## Your objective
Gather every line below where "BLANCO" appears.

## Given data
▶
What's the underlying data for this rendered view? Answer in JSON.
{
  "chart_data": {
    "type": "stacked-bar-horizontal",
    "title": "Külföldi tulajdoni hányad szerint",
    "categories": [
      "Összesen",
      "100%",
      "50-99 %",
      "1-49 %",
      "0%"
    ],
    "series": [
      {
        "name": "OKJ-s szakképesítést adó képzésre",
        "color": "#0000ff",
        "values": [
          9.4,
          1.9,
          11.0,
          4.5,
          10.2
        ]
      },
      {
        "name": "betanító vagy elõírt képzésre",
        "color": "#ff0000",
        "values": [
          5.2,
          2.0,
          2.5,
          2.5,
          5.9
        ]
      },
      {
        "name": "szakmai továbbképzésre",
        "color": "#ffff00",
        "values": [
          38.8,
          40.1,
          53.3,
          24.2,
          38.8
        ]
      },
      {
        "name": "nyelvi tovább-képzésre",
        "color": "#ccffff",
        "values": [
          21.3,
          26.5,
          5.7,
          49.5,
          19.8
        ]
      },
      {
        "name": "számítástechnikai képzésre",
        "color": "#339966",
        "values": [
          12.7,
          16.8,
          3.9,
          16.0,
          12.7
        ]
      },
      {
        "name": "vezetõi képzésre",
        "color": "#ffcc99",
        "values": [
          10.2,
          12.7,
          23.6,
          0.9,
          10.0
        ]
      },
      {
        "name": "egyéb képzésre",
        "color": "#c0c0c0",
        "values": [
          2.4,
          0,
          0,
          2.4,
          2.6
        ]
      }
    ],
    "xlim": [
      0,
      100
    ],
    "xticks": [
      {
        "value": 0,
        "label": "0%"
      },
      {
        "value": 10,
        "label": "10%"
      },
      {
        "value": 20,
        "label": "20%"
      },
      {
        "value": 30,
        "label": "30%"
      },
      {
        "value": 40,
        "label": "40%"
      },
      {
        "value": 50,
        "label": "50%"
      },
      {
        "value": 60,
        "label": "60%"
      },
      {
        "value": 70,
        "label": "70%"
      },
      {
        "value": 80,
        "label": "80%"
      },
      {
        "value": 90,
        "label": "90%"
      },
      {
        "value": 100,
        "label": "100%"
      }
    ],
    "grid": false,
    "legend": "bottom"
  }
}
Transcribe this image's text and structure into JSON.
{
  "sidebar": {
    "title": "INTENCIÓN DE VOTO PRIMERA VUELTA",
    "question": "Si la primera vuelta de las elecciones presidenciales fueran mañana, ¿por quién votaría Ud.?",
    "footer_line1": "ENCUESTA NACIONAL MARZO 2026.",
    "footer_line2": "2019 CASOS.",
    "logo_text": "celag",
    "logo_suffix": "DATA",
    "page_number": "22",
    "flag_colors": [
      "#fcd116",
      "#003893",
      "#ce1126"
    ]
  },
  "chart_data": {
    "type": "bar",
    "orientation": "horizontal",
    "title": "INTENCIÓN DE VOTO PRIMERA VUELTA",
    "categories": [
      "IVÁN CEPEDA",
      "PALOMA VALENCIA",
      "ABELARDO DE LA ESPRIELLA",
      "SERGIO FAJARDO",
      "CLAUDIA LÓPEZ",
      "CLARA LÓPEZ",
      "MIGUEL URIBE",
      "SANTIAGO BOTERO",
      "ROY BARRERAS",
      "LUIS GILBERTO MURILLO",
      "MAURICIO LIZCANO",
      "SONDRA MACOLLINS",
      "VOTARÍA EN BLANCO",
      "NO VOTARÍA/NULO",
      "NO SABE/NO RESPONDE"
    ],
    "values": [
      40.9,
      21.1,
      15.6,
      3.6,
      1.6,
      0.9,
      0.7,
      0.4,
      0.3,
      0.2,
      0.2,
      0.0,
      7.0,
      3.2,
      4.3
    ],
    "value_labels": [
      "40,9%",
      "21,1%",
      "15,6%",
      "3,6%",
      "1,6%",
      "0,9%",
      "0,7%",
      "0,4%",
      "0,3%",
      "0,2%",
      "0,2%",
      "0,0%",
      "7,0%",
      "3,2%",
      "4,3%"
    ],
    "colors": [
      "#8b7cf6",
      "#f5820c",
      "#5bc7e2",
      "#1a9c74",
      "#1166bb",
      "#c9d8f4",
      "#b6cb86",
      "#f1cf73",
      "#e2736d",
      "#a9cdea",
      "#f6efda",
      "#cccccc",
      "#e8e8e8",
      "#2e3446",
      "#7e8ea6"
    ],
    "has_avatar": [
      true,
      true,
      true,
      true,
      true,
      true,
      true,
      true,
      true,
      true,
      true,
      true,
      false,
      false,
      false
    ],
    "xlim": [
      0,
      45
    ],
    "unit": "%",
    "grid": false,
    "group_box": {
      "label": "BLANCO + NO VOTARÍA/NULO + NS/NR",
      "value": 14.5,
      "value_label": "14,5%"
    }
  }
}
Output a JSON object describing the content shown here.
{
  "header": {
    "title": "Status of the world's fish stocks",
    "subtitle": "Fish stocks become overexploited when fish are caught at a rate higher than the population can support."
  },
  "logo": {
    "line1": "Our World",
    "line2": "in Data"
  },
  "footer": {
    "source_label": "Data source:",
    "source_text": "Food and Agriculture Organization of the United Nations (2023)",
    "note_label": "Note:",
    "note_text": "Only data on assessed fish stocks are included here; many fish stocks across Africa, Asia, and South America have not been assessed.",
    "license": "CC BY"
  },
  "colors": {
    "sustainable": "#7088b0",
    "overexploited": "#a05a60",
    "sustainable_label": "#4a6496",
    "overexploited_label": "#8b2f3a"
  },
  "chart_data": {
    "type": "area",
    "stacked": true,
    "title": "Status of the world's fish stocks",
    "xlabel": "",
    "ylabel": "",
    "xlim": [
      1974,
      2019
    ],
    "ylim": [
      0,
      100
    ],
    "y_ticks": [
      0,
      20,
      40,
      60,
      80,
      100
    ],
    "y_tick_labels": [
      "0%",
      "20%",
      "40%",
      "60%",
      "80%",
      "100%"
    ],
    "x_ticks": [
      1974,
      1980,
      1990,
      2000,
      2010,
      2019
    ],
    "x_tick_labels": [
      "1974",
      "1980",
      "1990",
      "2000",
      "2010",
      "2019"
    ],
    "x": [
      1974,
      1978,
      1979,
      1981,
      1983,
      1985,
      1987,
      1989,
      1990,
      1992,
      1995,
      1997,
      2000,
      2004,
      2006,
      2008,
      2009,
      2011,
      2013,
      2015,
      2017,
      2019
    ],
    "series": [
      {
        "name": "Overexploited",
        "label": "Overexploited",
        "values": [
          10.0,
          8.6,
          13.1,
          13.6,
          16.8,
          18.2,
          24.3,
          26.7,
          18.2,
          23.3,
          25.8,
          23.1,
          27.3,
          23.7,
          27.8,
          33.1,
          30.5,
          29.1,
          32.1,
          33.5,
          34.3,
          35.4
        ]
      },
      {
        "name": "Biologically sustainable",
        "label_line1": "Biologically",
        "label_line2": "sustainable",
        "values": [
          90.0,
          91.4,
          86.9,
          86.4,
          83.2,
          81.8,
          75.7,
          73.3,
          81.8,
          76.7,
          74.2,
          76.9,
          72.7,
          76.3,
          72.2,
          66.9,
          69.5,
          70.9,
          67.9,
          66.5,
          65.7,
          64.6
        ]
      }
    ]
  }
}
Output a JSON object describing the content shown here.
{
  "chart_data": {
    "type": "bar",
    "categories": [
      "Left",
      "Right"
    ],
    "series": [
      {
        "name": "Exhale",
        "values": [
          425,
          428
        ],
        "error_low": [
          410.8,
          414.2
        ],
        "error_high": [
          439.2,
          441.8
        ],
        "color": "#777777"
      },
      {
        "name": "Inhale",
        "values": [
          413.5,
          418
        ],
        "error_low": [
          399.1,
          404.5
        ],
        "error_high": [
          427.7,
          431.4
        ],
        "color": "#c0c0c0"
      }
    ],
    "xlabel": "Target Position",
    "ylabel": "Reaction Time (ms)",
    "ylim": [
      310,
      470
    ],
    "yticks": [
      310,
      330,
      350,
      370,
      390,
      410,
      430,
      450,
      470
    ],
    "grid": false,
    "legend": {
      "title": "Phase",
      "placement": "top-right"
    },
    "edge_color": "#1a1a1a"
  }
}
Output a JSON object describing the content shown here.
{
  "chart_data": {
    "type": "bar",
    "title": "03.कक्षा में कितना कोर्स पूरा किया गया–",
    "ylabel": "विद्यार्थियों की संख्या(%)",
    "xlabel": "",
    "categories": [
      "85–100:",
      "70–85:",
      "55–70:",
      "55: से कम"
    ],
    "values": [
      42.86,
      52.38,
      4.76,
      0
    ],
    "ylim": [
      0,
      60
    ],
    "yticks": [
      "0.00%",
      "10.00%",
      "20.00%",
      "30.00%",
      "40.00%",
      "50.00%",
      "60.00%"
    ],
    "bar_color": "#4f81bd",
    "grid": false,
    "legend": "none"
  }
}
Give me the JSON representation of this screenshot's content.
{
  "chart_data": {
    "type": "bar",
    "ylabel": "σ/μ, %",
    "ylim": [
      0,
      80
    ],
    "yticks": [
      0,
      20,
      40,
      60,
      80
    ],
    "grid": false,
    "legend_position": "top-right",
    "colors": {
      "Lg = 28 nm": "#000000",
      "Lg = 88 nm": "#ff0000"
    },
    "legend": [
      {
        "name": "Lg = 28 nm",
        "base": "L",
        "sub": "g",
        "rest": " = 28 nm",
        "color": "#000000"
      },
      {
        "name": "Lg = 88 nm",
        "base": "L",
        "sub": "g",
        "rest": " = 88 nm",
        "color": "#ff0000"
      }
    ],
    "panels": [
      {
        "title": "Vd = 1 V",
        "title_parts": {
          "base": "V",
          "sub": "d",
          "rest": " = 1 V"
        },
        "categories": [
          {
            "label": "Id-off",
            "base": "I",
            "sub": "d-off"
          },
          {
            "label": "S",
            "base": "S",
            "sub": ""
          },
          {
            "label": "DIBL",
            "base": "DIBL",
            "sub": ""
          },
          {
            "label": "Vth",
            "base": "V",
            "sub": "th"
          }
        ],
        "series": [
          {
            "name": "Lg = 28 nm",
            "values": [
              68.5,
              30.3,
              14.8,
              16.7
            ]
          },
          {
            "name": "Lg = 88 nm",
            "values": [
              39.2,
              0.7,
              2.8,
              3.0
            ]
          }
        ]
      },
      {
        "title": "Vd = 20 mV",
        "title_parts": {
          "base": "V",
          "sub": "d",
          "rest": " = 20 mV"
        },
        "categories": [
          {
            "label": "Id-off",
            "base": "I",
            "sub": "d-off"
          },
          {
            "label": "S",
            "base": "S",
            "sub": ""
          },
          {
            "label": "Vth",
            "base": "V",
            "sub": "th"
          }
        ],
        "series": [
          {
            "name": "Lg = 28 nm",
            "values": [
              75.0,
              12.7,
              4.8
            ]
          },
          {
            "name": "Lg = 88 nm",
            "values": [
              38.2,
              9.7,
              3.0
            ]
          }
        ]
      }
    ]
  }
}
◀
## Response to this exercise
      "VOTARÍA EN BLANCO",
      "label": "BLANCO + NO VOTARÍA/NULO + NS/NR",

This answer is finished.